§ Set exercise
In the data below, change every "y-tick-label" to "price-label" and write the lines out again with nothing else altered.

§ Raw records
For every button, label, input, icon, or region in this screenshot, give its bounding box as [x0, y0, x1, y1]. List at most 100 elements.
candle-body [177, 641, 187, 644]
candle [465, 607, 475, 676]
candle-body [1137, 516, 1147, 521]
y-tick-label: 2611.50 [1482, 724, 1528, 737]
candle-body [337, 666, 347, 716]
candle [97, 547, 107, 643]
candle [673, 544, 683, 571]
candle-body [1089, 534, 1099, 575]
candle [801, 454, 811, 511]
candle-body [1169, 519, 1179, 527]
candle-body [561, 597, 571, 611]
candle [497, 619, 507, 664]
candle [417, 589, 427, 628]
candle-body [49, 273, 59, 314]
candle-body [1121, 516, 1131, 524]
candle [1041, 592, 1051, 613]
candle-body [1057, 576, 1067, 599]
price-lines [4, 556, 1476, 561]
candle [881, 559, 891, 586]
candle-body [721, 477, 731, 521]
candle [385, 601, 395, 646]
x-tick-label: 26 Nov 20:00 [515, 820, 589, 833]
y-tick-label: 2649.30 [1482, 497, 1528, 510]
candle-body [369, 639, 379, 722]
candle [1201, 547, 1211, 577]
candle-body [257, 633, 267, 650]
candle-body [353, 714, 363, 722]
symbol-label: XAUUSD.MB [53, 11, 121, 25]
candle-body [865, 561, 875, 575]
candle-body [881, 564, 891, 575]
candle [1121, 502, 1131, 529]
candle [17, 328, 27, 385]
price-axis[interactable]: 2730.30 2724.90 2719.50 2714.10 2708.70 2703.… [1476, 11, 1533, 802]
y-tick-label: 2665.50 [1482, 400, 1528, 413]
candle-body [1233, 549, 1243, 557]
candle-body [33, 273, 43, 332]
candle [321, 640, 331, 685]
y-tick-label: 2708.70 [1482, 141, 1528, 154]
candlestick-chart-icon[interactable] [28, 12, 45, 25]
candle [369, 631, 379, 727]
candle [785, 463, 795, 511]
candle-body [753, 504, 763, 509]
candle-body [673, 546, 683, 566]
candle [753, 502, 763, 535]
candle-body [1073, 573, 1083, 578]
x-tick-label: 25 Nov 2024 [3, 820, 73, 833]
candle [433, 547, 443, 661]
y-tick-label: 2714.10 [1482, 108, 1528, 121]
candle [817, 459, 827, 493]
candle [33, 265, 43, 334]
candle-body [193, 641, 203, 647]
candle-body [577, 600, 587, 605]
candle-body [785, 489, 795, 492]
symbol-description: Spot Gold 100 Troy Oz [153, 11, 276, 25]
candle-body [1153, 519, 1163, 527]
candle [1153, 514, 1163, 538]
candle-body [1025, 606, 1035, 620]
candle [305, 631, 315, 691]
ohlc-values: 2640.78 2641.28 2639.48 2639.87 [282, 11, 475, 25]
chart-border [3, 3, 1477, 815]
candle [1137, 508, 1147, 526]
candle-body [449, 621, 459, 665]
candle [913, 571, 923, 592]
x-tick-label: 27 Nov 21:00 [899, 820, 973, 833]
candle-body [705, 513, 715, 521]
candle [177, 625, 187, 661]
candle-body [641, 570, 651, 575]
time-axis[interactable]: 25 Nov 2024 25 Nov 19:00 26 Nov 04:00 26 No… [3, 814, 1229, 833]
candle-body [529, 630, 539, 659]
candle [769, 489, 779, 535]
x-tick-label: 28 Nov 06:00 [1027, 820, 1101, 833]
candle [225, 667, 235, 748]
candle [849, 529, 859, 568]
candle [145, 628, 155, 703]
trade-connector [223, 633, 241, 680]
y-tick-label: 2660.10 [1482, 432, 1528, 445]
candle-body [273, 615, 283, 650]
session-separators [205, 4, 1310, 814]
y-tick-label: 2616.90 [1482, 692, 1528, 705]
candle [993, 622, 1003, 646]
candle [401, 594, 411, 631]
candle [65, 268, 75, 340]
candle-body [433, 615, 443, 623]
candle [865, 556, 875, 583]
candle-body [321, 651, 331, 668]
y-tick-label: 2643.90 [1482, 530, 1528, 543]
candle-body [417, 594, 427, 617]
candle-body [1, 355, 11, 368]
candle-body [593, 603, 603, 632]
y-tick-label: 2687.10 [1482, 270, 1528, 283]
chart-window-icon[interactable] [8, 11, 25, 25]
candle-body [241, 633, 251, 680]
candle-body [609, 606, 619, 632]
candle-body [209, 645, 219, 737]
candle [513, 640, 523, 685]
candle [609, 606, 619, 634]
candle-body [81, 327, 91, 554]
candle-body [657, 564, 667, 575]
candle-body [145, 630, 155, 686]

§ Response to this task
For every button, label, input, icon, or region in this screenshot, give its bounding box as [x0, y0, x1, y1]. List at most 100 elements.
candle-body [177, 641, 187, 644]
candle [465, 607, 475, 676]
candle-body [1137, 516, 1147, 521]
price-label: 2611.50 [1482, 724, 1528, 737]
candle-body [337, 666, 347, 716]
candle [97, 547, 107, 643]
candle [673, 544, 683, 571]
candle-body [1089, 534, 1099, 575]
candle [801, 454, 811, 511]
candle-body [1169, 519, 1179, 527]
candle-body [561, 597, 571, 611]
candle [497, 619, 507, 664]
candle [417, 589, 427, 628]
candle-body [49, 273, 59, 314]
candle-body [1121, 516, 1131, 524]
candle [1041, 592, 1051, 613]
candle-body [1057, 576, 1067, 599]
price-lines [4, 556, 1476, 561]
candle [881, 559, 891, 586]
candle-body [721, 477, 731, 521]
candle [385, 601, 395, 646]
x-tick-label: 26 Nov 20:00 [515, 820, 589, 833]
price-label: 2649.30 [1482, 497, 1528, 510]
candle-body [369, 639, 379, 722]
candle [1201, 547, 1211, 577]
candle-body [257, 633, 267, 650]
candle-body [353, 714, 363, 722]
symbol-label: XAUUSD.MB [53, 11, 121, 25]
candle-body [865, 561, 875, 575]
candle-body [881, 564, 891, 575]
candle [1121, 502, 1131, 529]
candle [17, 328, 27, 385]
price-axis[interactable]: 2730.30 2724.90 2719.50 2714.10 2708.70 2703.… [1476, 11, 1533, 802]
price-label: 2665.50 [1482, 400, 1528, 413]
candle-body [1233, 549, 1243, 557]
candle-body [33, 273, 43, 332]
candle [321, 640, 331, 685]
price-label: 2708.70 [1482, 141, 1528, 154]
candlestick-chart-icon[interactable] [28, 12, 45, 25]
candle [369, 631, 379, 727]
candle [785, 463, 795, 511]
candle-body [753, 504, 763, 509]
candle-body [673, 546, 683, 566]
candle [753, 502, 763, 535]
candle-body [1073, 573, 1083, 578]
x-tick-label: 25 Nov 2024 [3, 820, 73, 833]
candle [433, 547, 443, 661]
price-label: 2714.10 [1482, 108, 1528, 121]
candle [817, 459, 827, 493]
candle [33, 265, 43, 334]
candle-body [193, 641, 203, 647]
candle-body [577, 600, 587, 605]
candle-body [785, 489, 795, 492]
symbol-description: Spot Gold 100 Troy Oz [153, 11, 276, 25]
candle-body [1153, 519, 1163, 527]
candle [1153, 514, 1163, 538]
candle-body [1025, 606, 1035, 620]
candle [305, 631, 315, 691]
ohlc-values: 2640.78 2641.28 2639.48 2639.87 [282, 11, 475, 25]
chart-border [3, 3, 1477, 815]
candle [1137, 508, 1147, 526]
candle-body [449, 621, 459, 665]
candle [913, 571, 923, 592]
x-tick-label: 27 Nov 21:00 [899, 820, 973, 833]
candle-body [705, 513, 715, 521]
candle [177, 625, 187, 661]
candle-body [641, 570, 651, 575]
time-axis[interactable]: 25 Nov 2024 25 Nov 19:00 26 Nov 04:00 26 No… [3, 814, 1229, 833]
candle-body [529, 630, 539, 659]
candle [769, 489, 779, 535]
x-tick-label: 28 Nov 06:00 [1027, 820, 1101, 833]
candle [225, 667, 235, 748]
candle [849, 529, 859, 568]
candle [145, 628, 155, 703]
trade-connector [223, 633, 241, 680]
price-label: 2660.10 [1482, 432, 1528, 445]
candle-body [273, 615, 283, 650]
session-separators [205, 4, 1310, 814]
price-label: 2616.90 [1482, 692, 1528, 705]
candle [993, 622, 1003, 646]
candle [401, 594, 411, 631]
candle [65, 268, 75, 340]
candle-body [433, 615, 443, 623]
candle [865, 556, 875, 583]
candle-body [321, 651, 331, 668]
price-label: 2643.90 [1482, 530, 1528, 543]
candle-body [417, 594, 427, 617]
candle-body [1, 355, 11, 368]
candle-body [593, 603, 603, 632]
price-label: 2687.10 [1482, 270, 1528, 283]
chart-window-icon[interactable] [8, 11, 25, 25]
candle-body [241, 633, 251, 680]
candle-body [609, 606, 619, 632]
candle-body [209, 645, 219, 737]
candle [513, 640, 523, 685]
candle [609, 606, 619, 634]
candle-body [81, 327, 91, 554]
candle-body [657, 564, 667, 575]
candle-body [145, 630, 155, 686]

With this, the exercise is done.